What needs to be done >> Copy out, from the entries below, each line holding the string "JSON".
__________________________________________________
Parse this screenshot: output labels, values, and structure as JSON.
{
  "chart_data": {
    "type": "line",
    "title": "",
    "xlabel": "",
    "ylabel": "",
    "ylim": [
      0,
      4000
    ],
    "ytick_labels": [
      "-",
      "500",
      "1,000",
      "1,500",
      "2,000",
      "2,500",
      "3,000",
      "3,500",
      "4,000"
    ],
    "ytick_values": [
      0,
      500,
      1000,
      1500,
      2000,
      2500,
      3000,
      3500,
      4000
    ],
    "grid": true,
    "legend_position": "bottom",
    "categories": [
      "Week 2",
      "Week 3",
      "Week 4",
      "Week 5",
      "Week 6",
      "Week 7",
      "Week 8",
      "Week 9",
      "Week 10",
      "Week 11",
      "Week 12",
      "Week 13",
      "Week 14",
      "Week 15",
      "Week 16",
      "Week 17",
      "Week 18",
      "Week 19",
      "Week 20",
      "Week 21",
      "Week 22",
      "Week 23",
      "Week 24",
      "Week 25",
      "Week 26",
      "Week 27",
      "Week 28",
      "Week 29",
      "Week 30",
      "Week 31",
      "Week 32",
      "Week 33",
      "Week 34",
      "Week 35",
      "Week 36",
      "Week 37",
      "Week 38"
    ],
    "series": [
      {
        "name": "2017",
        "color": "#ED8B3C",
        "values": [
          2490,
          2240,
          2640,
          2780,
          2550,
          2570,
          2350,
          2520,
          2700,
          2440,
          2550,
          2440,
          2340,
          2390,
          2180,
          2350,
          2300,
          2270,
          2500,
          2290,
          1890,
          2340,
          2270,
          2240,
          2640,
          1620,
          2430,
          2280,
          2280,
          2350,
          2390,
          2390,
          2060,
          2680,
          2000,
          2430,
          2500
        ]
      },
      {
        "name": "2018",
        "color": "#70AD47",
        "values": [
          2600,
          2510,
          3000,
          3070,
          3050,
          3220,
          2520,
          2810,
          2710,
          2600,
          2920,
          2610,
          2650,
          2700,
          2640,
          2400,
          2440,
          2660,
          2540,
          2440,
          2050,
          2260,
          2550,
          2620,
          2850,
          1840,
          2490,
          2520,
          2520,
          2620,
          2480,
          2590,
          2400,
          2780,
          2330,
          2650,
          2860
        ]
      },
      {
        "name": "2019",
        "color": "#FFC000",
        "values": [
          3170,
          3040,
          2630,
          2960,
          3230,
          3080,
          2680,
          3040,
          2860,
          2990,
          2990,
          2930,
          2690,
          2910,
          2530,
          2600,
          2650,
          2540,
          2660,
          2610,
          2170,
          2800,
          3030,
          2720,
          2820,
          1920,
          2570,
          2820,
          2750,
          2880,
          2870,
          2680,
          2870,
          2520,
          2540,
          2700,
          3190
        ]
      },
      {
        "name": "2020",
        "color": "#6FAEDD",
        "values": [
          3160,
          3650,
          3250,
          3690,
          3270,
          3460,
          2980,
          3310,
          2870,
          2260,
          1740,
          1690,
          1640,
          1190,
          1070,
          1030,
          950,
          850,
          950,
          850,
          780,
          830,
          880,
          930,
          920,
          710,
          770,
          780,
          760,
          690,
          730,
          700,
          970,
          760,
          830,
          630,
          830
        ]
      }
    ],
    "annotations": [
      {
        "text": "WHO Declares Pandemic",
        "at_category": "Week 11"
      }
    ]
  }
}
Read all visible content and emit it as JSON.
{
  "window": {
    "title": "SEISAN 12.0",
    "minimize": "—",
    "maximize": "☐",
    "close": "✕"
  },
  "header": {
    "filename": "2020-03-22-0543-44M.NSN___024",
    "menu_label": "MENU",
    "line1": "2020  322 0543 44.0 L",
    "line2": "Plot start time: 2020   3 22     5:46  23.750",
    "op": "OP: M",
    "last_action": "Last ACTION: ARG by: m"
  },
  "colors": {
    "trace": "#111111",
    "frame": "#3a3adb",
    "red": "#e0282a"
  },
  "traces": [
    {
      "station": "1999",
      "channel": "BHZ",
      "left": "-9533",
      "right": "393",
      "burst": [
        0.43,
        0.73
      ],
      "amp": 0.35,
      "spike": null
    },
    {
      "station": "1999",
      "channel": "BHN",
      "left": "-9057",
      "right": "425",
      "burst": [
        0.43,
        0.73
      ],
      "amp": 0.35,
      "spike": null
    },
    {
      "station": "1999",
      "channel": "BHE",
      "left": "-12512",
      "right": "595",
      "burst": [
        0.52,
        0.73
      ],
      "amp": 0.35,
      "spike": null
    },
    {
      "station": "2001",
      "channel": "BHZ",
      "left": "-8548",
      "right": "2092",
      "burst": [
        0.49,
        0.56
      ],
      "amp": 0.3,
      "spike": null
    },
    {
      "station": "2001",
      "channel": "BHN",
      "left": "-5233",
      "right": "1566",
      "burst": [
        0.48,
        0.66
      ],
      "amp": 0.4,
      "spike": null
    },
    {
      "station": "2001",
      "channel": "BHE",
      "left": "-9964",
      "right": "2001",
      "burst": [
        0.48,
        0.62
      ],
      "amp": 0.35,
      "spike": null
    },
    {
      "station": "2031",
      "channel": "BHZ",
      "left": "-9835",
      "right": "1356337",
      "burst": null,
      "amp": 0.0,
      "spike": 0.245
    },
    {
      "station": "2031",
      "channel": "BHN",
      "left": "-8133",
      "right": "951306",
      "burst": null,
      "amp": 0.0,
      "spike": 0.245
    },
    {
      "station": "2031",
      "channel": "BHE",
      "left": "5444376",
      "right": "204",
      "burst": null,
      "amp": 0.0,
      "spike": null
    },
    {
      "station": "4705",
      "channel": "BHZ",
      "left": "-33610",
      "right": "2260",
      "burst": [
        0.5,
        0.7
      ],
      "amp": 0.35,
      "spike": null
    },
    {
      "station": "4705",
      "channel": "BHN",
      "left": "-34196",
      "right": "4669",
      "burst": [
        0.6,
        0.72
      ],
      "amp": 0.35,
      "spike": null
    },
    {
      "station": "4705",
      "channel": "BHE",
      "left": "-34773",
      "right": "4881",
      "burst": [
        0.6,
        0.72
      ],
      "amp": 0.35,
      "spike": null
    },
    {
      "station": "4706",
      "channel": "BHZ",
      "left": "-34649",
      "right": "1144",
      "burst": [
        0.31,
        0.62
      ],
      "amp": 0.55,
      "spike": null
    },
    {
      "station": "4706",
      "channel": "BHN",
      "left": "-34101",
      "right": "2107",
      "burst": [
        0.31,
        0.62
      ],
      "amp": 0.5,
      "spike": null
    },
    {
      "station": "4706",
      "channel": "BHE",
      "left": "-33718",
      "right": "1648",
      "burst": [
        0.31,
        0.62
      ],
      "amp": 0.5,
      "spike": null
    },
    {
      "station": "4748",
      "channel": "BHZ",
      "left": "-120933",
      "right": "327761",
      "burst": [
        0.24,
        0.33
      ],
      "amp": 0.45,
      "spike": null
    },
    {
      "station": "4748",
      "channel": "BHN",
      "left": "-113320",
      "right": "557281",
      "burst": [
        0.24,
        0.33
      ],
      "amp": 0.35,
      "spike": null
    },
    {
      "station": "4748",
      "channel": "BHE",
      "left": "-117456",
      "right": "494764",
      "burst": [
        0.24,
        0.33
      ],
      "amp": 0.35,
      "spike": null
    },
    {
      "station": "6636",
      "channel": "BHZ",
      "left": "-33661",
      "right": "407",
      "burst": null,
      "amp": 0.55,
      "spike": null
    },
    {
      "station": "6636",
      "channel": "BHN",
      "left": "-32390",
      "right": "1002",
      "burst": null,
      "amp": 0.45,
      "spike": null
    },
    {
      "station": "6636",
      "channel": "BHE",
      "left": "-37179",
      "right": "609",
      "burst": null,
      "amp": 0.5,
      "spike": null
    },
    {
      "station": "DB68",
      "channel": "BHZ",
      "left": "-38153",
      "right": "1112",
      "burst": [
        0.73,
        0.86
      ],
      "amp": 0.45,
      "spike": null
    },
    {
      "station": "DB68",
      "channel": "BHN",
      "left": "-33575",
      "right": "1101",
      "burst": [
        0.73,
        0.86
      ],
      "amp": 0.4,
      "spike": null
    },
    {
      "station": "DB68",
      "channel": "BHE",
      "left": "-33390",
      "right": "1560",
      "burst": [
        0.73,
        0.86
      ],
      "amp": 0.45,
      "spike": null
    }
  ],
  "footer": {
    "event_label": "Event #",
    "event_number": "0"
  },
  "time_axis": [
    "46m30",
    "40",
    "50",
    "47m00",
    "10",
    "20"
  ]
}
__________________________________________________
Solution to this problem >>
Parse this screenshot: output labels, values, and structure as JSON.
Read all visible content and emit it as JSON.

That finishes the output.